### Data for processing

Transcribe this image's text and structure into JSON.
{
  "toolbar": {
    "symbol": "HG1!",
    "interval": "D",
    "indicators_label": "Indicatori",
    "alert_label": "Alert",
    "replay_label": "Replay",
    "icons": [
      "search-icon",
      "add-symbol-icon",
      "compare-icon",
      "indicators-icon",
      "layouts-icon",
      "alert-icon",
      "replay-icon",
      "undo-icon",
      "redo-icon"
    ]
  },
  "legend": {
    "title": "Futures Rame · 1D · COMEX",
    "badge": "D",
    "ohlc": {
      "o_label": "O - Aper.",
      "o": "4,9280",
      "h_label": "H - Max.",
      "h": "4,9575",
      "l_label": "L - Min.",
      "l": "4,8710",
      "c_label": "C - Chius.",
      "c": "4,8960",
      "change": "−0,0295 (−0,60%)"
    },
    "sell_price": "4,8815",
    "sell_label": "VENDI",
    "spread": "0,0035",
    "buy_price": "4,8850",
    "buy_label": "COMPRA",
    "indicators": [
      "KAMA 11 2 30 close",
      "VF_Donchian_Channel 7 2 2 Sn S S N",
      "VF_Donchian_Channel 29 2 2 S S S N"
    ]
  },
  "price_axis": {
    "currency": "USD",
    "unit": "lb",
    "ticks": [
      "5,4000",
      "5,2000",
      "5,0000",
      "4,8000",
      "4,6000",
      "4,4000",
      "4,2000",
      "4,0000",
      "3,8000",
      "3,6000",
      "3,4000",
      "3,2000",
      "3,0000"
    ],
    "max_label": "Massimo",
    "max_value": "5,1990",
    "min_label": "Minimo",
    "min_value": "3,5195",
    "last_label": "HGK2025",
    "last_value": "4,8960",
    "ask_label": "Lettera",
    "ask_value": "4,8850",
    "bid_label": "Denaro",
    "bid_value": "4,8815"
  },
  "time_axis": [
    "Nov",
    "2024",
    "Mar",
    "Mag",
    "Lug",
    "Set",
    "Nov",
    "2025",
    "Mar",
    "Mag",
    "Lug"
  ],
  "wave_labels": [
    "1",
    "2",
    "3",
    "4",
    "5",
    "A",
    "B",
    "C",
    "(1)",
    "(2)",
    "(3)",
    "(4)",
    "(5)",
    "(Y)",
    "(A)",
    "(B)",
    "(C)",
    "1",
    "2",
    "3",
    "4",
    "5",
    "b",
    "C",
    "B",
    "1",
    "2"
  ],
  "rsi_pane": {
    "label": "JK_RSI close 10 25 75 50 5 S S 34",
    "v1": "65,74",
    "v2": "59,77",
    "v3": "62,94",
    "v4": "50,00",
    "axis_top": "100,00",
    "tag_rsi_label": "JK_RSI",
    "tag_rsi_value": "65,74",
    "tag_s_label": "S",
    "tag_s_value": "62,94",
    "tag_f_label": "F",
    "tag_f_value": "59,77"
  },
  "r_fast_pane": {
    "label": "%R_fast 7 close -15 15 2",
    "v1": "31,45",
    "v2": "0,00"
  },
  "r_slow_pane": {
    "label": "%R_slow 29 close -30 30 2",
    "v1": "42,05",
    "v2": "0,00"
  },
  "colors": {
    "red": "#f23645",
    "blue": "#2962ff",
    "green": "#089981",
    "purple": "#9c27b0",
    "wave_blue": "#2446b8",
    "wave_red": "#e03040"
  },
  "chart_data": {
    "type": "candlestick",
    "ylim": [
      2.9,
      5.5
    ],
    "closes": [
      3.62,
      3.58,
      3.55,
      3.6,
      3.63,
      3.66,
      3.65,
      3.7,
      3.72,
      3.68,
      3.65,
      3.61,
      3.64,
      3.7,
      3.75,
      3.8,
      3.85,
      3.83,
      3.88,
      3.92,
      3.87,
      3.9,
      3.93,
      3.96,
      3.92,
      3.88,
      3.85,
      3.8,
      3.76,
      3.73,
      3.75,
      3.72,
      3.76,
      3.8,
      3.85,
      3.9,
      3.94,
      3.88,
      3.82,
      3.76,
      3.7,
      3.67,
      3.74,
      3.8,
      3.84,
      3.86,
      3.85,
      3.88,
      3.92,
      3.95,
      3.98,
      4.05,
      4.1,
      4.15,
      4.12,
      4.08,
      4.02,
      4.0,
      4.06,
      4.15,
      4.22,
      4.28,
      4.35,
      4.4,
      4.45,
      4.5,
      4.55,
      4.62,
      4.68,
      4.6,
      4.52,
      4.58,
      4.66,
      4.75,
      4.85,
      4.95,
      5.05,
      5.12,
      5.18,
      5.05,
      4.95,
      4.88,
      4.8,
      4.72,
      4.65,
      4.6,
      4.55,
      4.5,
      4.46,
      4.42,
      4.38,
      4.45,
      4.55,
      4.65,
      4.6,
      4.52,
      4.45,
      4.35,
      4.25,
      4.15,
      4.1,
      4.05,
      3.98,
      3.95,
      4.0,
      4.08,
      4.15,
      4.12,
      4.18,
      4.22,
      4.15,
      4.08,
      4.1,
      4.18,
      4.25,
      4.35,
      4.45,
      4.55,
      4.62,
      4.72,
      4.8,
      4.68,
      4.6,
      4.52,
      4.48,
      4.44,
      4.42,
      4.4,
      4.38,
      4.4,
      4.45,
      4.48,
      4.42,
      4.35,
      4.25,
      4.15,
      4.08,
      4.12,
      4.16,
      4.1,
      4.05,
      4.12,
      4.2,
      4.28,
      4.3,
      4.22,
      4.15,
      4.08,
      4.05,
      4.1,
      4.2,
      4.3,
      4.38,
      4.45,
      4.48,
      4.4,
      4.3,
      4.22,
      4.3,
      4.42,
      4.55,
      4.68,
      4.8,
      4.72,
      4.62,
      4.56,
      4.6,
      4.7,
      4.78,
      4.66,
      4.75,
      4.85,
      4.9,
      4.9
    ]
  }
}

### Task description
The records above should be duplicated in full, exactly as given.

### Result of the exercise
Transcribe this image's text and structure into JSON.
{
  "toolbar": {
    "symbol": "HG1!",
    "interval": "D",
    "indicators_label": "Indicatori",
    "alert_label": "Alert",
    "replay_label": "Replay",
    "icons": [
      "search-icon",
      "add-symbol-icon",
      "compare-icon",
      "indicators-icon",
      "layouts-icon",
      "alert-icon",
      "replay-icon",
      "undo-icon",
      "redo-icon"
    ]
  },
  "legend": {
    "title": "Futures Rame · 1D · COMEX",
    "badge": "D",
    "ohlc": {
      "o_label": "O - Aper.",
      "o": "4,9280",
      "h_label": "H - Max.",
      "h": "4,9575",
      "l_label": "L - Min.",
      "l": "4,8710",
      "c_label": "C - Chius.",
      "c": "4,8960",
      "change": "−0,0295 (−0,60%)"
    },
    "sell_price": "4,8815",
    "sell_label": "VENDI",
    "spread": "0,0035",
    "buy_price": "4,8850",
    "buy_label": "COMPRA",
    "indicators": [
      "KAMA 11 2 30 close",
      "VF_Donchian_Channel 7 2 2 Sn S S N",
      "VF_Donchian_Channel 29 2 2 S S S N"
    ]
  },
  "price_axis": {
    "currency": "USD",
    "unit": "lb",
    "ticks": [
      "5,4000",
      "5,2000",
      "5,0000",
      "4,8000",
      "4,6000",
      "4,4000",
      "4,2000",
      "4,0000",
      "3,8000",
      "3,6000",
      "3,4000",
      "3,2000",
      "3,0000"
    ],
    "max_label": "Massimo",
    "max_value": "5,1990",
    "min_label": "Minimo",
    "min_value": "3,5195",
    "last_label": "HGK2025",
    "last_value": "4,8960",
    "ask_label": "Lettera",
    "ask_value": "4,8850",
    "bid_label": "Denaro",
    "bid_value": "4,8815"
  },
  "time_axis": [
    "Nov",
    "2024",
    "Mar",
    "Mag",
    "Lug",
    "Set",
    "Nov",
    "2025",
    "Mar",
    "Mag",
    "Lug"
  ],
  "wave_labels": [
    "1",
    "2",
    "3",
    "4",
    "5",
    "A",
    "B",
    "C",
    "(1)",
    "(2)",
    "(3)",
    "(4)",
    "(5)",
    "(Y)",
    "(A)",
    "(B)",
    "(C)",
    "1",
    "2",
    "3",
    "4",
    "5",
    "b",
    "C",
    "B",
    "1",
    "2"
  ],
  "rsi_pane": {
    "label": "JK_RSI close 10 25 75 50 5 S S 34",
    "v1": "65,74",
    "v2": "59,77",
    "v3": "62,94",
    "v4": "50,00",
    "axis_top": "100,00",
    "tag_rsi_label": "JK_RSI",
    "tag_rsi_value": "65,74",
    "tag_s_label": "S",
    "tag_s_value": "62,94",
    "tag_f_label": "F",
    "tag_f_value": "59,77"
  },
  "r_fast_pane": {
    "label": "%R_fast 7 close -15 15 2",
    "v1": "31,45",
    "v2": "0,00"
  },
  "r_slow_pane": {
    "label": "%R_slow 29 close -30 30 2",
    "v1": "42,05",
    "v2": "0,00"
  },
  "colors": {
    "red": "#f23645",
    "blue": "#2962ff",
    "green": "#089981",
    "purple": "#9c27b0",
    "wave_blue": "#2446b8",
    "wave_red": "#e03040"
  },
  "chart_data": {
    "type": "candlestick",
    "ylim": [
      2.9,
      5.5
    ],
    "closes": [
      3.62,
      3.58,
      3.55,
      3.6,
      3.63,
      3.66,
      3.65,
      3.7,
      3.72,
      3.68,
      3.65,
      3.61,
      3.64,
      3.7,
      3.75,
      3.8,
      3.85,
      3.83,
      3.88,
      3.92,
      3.87,
      3.9,
      3.93,
      3.96,
      3.92,
      3.88,
      3.85,
      3.8,
      3.76,
      3.73,
      3.75,
      3.72,
      3.76,
      3.8,
      3.85,
      3.9,
      3.94,
      3.88,
      3.82,
      3.76,
      3.7,
      3.67,
      3.74,
      3.8,
      3.84,
      3.86,
      3.85,
      3.88,
      3.92,
      3.95,
      3.98,
      4.05,
      4.1,
      4.15,
      4.12,
      4.08,
      4.02,
      4.0,
      4.06,
      4.15,
      4.22,
      4.28,
      4.35,
      4.4,
      4.45,
      4.5,
      4.55,
      4.62,
      4.68,
      4.6,
      4.52,
      4.58,
      4.66,
      4.75,
      4.85,
      4.95,
      5.05,
      5.12,
      5.18,
      5.05,
      4.95,
      4.88,
      4.8,
      4.72,
      4.65,
      4.6,
      4.55,
      4.5,
      4.46,
      4.42,
      4.38,
      4.45,
      4.55,
      4.65,
      4.6,
      4.52,
      4.45,
      4.35,
      4.25,
      4.15,
      4.1,
      4.05,
      3.98,
      3.95,
      4.0,
      4.08,
      4.15,
      4.12,
      4.18,
      4.22,
      4.15,
      4.08,
      4.1,
      4.18,
      4.25,
      4.35,
      4.45,
      4.55,
      4.62,
      4.72,
      4.8,
      4.68,
      4.6,
      4.52,
      4.48,
      4.44,
      4.42,
      4.4,
      4.38,
      4.4,
      4.45,
      4.48,
      4.42,
      4.35,
      4.25,
      4.15,
      4.08,
      4.12,
      4.16,
      4.1,
      4.05,
      4.12,
      4.2,
      4.28,
      4.3,
      4.22,
      4.15,
      4.08,
      4.05,
      4.1,
      4.2,
      4.3,
      4.38,
      4.45,
      4.48,
      4.4,
      4.3,
      4.22,
      4.3,
      4.42,
      4.55,
      4.68,
      4.8,
      4.72,
      4.62,
      4.56,
      4.6,
      4.7,
      4.78,
      4.66,
      4.75,
      4.85,
      4.9,
      4.9
    ]
  }
}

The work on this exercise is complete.